→ Text section
Kegel exercises are pelvic floor exercises that attempt to strengthen the muscles of the pelvic floor (PC Muscle - pubococcygeus). These exercises improve the urethra and rectal sphincter functions. Dr. Arnold Kegel developed a set of exercises to aid women in strengthening their pelvic muscles, especially after childbirth.

These exercises are now increasingly recommended for women who suffer from urinary incontinence. Kegel Exercise or Pelvic Floor Muscle Exercise as it is usually known can also improve the quality of sexual experience for both men and women. These exercises require no additional equipment and can be done at any time.

Practicing Kegel Exercises

The underlying principle of Kegel exercises is to identify the pelvic muscles. These muscles are attached to the pelvic bone and act like a hammock that holds the pelvic organs. A woman is required to tighten and relax the pelvic muscle over and over again. Tightening and releasing those muscles is what Kegel exercises is all about. A common problem is identifying the right muscles. Most people end up contracting the abdominal or thigh muscles and the pelvic floor muscles don't get worked upon at all. In fact the incorrect contractions may worsen pelvic floor tone.

Before you embark on kegels exercise, you need to be able to identify your pelvic floor muscles and then learn to contract and relax them. One way to do that is to stop the flow of urine as you urinate. But never try kegels exercises while urinating as it can lead to problems such as inadequate evacuation and weakening of muscles.

You can take the guidance of a nurse or doctor to teach you the correct technique. Kegel exercises can be done at any time of the day. Just 5 minutes of Kegel exercises, three times a day will do a lot of good to your bladder control. These exercises can be done while at work, watching TV or even walking.

After identifying the pelvic floor muscles, embark on kegel exercise after you have emptied your bladder. Contract the pelvic floor muscles for about 10 seconds. Relax. Repeat this about 5 times. Continue to breathe normally while exercising. Do not flex the muscles of the thighs or buttocks.

Benefits of Kegel exercises

Dr. Kegel initially conceptualized these exercises for women after childbirth. Women with urinary incontinence are asked to practice Kegel's exercises regularly to increase bladder control. Conditioned pelvic muscles can help in easier childbirth. The toned musculature of the pelvic region can make for an easier vaginal delivery.

→ Extracted information
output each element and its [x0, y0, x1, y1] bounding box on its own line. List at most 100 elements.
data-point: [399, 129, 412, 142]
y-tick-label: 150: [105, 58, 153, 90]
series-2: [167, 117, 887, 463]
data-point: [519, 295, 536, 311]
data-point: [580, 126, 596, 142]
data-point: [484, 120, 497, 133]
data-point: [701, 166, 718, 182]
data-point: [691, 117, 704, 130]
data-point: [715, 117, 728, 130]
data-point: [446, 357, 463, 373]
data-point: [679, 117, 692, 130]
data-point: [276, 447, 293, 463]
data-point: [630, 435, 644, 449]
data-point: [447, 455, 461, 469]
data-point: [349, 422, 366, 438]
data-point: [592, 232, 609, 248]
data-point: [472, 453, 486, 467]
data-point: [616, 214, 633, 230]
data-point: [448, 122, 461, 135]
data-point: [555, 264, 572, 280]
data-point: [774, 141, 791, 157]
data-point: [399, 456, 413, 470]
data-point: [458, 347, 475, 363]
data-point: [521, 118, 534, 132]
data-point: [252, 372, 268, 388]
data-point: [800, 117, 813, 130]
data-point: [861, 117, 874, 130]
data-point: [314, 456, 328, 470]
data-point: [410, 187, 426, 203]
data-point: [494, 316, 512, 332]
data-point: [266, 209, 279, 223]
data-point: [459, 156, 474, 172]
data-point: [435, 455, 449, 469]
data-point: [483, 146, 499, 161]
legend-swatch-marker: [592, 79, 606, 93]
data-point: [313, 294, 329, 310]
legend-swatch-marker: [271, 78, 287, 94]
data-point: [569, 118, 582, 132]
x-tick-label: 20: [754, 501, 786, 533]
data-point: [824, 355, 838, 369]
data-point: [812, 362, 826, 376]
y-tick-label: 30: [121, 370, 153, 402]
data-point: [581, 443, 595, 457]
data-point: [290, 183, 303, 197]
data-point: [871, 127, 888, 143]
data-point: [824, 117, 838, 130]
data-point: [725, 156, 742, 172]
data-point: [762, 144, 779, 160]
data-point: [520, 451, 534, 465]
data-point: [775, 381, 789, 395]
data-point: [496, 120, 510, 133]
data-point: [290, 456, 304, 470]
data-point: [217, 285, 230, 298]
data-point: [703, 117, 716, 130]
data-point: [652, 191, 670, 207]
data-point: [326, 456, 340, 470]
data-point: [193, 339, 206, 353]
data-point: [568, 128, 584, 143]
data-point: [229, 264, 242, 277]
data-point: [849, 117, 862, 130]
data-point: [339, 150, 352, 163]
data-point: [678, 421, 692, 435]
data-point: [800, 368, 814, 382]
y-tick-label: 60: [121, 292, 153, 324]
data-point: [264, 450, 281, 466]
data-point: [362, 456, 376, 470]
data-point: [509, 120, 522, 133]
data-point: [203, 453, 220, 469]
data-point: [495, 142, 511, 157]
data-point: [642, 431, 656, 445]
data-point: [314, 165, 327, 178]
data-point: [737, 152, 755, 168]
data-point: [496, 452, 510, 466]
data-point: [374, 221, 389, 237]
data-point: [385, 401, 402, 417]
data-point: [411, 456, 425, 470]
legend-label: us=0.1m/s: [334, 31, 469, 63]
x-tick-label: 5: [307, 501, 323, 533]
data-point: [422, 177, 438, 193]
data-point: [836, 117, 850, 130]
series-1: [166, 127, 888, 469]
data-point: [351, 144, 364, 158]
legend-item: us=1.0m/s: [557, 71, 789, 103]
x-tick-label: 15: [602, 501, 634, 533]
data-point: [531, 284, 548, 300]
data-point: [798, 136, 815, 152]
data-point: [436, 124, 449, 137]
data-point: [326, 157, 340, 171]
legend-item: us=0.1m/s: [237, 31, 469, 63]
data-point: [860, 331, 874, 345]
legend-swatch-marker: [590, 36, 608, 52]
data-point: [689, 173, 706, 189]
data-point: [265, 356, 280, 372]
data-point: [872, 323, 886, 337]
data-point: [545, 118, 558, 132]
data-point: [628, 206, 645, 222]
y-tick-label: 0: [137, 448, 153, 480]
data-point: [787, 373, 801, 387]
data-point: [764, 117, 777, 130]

→ Work to complete
According to the Kegel exercises text, how long should the pelvic floor muscles be contracted before relaxing?

→ Response area
About 10 seconds.